(Figure record listings)
"""

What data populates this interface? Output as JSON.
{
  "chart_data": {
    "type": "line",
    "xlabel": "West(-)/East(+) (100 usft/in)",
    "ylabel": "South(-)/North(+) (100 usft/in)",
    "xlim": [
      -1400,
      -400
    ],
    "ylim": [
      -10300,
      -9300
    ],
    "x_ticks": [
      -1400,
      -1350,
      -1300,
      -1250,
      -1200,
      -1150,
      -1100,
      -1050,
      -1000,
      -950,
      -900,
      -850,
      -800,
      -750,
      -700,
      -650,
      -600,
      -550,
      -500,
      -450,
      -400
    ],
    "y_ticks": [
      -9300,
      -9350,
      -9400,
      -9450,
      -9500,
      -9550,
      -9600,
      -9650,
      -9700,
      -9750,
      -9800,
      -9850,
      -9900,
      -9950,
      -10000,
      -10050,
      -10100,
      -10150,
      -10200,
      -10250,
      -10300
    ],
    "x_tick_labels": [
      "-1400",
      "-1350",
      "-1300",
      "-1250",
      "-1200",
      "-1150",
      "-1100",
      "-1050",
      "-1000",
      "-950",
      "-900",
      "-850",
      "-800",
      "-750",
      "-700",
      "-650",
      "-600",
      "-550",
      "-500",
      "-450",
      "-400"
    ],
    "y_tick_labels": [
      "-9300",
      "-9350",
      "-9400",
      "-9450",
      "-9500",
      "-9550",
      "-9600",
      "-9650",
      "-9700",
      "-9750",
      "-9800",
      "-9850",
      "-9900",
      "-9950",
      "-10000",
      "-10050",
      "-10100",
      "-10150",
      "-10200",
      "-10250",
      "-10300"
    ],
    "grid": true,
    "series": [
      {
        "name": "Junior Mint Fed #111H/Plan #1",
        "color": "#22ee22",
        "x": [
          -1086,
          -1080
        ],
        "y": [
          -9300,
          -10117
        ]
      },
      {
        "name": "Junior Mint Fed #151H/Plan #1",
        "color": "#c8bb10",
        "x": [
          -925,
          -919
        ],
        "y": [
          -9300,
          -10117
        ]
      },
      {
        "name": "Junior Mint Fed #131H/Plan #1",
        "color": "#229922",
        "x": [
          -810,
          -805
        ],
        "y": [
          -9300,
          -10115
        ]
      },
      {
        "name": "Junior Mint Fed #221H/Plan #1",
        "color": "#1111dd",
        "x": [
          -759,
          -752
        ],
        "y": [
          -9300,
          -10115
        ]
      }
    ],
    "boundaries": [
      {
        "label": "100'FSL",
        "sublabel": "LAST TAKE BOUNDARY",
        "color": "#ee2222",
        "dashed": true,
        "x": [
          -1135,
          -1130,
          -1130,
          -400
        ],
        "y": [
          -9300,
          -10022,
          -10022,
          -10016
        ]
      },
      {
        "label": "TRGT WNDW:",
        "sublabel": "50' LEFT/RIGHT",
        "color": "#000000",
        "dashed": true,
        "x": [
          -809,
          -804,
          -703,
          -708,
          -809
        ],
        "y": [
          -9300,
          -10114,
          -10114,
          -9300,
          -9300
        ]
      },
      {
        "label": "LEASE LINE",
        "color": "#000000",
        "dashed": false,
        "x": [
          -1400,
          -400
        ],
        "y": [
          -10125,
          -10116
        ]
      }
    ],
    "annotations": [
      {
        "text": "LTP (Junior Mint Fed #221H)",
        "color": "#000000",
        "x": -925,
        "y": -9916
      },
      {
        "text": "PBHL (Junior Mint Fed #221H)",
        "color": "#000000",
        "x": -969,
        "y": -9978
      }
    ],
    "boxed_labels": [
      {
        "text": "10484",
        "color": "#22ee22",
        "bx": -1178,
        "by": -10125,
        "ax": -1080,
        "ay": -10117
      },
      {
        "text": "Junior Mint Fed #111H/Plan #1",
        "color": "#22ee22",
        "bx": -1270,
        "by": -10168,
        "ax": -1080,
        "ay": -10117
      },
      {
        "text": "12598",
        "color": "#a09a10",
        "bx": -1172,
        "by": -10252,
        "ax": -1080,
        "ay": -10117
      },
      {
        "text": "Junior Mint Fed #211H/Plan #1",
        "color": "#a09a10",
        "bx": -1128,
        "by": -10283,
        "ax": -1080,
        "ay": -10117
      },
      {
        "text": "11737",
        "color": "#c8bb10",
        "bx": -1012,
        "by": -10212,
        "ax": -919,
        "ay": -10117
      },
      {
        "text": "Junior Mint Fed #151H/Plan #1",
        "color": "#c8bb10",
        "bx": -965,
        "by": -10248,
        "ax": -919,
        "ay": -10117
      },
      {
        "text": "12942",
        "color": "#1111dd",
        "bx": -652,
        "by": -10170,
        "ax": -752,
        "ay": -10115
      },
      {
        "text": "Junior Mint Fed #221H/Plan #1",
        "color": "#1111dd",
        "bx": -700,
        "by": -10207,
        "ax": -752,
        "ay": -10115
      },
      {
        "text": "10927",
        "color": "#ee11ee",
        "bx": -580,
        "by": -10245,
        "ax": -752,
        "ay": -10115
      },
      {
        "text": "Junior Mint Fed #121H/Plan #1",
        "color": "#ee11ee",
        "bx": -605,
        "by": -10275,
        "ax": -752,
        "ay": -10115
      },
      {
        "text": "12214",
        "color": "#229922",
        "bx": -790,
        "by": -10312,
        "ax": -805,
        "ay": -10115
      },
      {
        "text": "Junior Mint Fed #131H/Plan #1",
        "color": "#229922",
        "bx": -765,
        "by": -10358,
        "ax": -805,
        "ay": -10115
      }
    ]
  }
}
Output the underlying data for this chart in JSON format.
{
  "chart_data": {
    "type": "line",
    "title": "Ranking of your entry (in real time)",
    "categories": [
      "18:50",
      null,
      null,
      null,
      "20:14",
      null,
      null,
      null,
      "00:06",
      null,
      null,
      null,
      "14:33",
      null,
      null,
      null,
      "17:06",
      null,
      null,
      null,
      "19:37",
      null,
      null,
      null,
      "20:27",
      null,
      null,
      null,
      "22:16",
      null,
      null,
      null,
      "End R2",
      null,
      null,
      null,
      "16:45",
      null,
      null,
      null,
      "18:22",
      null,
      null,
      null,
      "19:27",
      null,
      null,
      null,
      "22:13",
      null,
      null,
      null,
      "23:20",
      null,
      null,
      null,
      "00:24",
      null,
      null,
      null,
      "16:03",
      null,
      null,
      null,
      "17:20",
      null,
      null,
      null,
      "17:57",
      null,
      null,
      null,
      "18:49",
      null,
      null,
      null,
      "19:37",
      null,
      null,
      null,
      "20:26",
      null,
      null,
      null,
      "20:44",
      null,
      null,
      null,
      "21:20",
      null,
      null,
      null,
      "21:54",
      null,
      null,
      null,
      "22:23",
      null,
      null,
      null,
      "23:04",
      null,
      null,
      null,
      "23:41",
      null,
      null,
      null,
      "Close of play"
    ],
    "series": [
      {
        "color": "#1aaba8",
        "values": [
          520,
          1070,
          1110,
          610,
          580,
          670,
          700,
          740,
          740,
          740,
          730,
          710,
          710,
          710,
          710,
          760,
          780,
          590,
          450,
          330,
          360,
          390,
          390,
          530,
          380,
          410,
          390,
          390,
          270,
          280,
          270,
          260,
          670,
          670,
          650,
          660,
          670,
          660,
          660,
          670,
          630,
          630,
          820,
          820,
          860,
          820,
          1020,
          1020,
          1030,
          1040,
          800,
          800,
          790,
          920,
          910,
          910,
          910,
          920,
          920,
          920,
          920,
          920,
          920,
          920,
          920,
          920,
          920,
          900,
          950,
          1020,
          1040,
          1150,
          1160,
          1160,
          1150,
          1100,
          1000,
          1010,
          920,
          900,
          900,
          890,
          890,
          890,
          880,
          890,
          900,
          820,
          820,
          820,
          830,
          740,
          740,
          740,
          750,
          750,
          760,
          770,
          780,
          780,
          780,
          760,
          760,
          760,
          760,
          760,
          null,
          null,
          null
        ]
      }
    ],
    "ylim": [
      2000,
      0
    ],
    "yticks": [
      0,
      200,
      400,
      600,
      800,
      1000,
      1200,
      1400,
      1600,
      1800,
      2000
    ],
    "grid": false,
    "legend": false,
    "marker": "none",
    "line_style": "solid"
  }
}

"""

Show every line where the string "Junior" appears.

        "name": "Junior Mint Fed #111H/Plan #1",
        "name": "Junior Mint Fed #151H/Plan #1",
        "name": "Junior Mint Fed #131H/Plan #1",
        "name": "Junior Mint Fed #221H/Plan #1",
        "text": "LTP (Junior Mint Fed #221H)",
        "text": "PBHL (Junior Mint Fed #221H)",
        "text": "Junior Mint Fed #111H/Plan #1",
        "text": "Junior Mint Fed #211H/Plan #1",
        "text": "Junior Mint Fed #151H/Plan #1",
        "text": "Junior Mint Fed #221H/Plan #1",
        "text": "Junior Mint Fed #121H/Plan #1",
        "text": "Junior Mint Fed #131H/Plan #1",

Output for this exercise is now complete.